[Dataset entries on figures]
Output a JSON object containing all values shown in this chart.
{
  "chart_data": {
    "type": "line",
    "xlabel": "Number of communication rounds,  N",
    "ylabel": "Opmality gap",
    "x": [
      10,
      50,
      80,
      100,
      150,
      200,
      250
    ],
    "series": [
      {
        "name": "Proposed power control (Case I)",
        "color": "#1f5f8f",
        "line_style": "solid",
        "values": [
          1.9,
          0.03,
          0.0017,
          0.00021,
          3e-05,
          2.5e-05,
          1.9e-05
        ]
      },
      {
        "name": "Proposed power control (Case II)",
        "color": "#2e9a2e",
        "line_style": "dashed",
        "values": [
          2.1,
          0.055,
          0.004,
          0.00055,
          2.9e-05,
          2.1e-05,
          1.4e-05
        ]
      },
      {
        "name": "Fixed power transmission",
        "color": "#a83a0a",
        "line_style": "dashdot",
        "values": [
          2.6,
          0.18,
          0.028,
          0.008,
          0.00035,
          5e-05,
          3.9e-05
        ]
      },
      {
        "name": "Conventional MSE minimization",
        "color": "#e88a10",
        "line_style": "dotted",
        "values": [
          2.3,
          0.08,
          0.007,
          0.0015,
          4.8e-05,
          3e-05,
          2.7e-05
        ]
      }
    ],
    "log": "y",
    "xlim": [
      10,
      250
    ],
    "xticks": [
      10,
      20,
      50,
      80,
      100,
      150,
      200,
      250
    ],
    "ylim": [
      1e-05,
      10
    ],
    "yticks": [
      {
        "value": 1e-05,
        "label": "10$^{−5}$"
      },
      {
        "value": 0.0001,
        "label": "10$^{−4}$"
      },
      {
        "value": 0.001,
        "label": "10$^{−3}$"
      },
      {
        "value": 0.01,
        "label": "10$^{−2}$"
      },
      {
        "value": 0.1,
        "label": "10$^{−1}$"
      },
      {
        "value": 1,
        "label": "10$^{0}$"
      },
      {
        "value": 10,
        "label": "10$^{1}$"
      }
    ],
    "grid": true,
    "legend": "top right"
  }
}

**WHAT THIS TASK INVOLVES**
Collect the lines of the records that include the string "control".

**THE RESPONSE**
        "name": "Proposed power control (Case I)",
        "name": "Proposed power control (Case II)",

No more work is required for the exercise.